Items from a data source:
--- BEGIN ---
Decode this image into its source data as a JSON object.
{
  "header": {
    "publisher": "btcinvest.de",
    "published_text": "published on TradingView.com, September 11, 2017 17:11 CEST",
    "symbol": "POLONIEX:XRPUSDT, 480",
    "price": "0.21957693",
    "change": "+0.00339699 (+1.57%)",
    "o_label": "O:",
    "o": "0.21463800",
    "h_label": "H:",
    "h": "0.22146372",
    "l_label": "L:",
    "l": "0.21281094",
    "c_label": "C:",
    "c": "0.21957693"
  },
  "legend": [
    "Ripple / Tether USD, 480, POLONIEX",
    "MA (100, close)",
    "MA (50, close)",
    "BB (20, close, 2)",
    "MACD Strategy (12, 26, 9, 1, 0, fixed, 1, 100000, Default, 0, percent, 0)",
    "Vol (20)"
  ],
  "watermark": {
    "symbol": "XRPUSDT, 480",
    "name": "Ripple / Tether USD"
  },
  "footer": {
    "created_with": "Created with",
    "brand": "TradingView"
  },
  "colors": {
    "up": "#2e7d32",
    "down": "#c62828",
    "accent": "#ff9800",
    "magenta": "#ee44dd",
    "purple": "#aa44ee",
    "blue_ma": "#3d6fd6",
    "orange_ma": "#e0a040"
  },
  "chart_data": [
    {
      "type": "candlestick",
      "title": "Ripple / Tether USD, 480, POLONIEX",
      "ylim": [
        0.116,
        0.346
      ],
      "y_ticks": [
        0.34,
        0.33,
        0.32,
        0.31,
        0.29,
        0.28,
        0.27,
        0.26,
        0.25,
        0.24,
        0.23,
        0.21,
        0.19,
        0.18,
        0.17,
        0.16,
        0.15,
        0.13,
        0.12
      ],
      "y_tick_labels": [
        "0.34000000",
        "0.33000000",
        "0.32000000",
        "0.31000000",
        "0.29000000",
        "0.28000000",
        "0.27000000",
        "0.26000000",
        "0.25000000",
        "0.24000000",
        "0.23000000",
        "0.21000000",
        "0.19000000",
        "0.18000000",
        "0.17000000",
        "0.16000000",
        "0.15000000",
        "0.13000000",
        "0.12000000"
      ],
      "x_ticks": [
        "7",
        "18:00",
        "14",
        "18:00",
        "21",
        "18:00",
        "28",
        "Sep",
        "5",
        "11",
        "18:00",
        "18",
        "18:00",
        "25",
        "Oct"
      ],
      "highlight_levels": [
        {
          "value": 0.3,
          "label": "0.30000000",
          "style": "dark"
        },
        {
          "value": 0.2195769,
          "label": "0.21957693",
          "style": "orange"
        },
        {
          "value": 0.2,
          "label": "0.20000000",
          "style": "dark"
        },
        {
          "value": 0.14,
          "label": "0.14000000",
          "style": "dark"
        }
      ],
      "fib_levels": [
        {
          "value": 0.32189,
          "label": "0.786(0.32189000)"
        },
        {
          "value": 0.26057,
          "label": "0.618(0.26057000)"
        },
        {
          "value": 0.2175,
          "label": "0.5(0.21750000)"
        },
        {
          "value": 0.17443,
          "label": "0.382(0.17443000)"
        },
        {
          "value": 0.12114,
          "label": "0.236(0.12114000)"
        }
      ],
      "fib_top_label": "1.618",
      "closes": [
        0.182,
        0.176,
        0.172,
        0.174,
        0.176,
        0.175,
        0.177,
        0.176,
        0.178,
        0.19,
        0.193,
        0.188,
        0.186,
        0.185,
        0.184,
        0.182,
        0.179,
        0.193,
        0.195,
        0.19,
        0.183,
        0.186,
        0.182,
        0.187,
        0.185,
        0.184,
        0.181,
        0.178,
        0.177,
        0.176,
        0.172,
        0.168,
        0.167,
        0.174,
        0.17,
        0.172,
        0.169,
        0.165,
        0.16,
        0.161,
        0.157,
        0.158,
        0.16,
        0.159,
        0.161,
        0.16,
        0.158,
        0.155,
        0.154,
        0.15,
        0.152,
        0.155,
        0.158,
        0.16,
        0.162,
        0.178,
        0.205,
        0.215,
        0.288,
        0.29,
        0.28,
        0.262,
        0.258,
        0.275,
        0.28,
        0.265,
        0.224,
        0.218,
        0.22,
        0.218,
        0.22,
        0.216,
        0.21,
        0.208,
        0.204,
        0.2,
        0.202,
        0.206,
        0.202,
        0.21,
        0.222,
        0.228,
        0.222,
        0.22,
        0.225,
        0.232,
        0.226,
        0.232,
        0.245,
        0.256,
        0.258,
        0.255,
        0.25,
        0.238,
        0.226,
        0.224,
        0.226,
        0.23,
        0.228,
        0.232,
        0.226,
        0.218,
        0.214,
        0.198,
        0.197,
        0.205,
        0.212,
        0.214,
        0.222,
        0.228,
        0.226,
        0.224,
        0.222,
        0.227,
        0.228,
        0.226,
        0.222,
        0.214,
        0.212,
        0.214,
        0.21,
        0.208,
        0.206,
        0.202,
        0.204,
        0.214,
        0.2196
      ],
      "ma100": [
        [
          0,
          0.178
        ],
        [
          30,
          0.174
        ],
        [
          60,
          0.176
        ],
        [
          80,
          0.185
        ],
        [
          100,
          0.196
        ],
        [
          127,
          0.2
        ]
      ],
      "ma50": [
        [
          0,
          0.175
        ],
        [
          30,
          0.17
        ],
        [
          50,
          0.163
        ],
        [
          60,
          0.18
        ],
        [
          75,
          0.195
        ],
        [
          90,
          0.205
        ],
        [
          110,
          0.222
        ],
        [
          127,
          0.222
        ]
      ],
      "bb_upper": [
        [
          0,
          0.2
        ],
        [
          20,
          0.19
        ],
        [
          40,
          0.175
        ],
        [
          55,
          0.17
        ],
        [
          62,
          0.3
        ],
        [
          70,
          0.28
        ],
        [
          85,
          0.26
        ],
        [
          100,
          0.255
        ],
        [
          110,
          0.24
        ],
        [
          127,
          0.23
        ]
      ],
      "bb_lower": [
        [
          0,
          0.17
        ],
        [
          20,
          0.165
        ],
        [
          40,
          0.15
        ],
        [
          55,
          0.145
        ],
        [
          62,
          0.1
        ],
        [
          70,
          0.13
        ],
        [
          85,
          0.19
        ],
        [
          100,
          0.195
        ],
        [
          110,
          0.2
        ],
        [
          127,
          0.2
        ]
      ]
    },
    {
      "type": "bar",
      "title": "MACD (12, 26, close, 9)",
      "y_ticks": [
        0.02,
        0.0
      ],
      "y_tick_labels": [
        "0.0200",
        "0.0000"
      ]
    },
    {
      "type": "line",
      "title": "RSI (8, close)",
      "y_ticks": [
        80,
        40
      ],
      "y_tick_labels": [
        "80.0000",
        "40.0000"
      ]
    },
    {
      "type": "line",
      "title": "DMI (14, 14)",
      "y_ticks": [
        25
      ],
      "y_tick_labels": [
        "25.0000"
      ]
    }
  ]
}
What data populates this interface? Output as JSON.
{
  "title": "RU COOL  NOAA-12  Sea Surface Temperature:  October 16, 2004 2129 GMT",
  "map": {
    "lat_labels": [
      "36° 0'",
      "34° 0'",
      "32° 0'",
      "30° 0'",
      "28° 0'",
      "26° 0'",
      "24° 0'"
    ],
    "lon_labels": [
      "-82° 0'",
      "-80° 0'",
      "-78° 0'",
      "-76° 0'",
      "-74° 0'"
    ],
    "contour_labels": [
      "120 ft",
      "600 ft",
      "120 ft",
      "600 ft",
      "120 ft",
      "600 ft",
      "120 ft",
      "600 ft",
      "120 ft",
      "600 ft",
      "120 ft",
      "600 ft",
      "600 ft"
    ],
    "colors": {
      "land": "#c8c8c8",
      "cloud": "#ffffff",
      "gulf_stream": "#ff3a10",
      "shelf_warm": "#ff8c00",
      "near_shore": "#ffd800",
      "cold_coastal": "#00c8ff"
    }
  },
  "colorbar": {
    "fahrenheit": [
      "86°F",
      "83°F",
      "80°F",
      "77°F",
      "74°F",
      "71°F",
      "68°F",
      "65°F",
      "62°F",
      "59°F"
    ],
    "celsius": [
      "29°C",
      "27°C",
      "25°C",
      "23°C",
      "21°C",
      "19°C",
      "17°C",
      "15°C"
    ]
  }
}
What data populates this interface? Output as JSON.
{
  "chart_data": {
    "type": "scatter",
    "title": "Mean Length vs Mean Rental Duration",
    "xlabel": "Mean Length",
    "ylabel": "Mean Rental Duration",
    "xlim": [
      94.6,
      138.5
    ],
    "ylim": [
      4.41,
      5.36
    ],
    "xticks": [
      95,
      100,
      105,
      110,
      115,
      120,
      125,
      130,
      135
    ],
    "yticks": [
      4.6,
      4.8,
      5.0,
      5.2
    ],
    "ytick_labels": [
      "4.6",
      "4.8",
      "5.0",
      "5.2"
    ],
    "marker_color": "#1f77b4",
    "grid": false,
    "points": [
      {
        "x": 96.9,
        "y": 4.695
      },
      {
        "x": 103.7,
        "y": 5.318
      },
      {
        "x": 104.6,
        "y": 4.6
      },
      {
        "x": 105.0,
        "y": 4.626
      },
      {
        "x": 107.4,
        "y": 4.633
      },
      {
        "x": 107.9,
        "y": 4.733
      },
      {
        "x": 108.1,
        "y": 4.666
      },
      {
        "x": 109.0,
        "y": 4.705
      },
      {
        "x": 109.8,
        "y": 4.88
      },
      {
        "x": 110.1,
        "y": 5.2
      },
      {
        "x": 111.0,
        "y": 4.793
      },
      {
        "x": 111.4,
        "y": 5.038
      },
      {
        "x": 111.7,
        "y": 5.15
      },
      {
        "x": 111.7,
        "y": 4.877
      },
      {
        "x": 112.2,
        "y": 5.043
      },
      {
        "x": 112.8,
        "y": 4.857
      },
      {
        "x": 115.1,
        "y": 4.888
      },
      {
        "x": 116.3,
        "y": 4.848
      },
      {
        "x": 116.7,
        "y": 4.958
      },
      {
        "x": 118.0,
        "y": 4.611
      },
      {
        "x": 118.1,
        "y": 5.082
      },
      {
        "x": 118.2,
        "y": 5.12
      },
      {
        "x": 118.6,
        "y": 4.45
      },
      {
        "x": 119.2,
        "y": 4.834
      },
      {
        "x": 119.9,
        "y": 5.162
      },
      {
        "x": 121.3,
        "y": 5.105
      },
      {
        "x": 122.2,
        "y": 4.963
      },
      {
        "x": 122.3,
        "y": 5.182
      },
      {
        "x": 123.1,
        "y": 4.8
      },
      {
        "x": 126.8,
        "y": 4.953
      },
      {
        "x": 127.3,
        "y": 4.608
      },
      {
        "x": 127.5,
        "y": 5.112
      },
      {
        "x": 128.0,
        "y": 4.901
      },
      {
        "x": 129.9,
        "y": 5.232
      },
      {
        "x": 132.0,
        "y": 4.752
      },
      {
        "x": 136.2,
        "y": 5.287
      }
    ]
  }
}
--- END ---
## Task prompt
Select every line in the records above that contains the word "XRPUSDT".

## Exercise response
    "symbol": "POLONIEX:XRPUSDT, 480",
    "symbol": "XRPUSDT, 480",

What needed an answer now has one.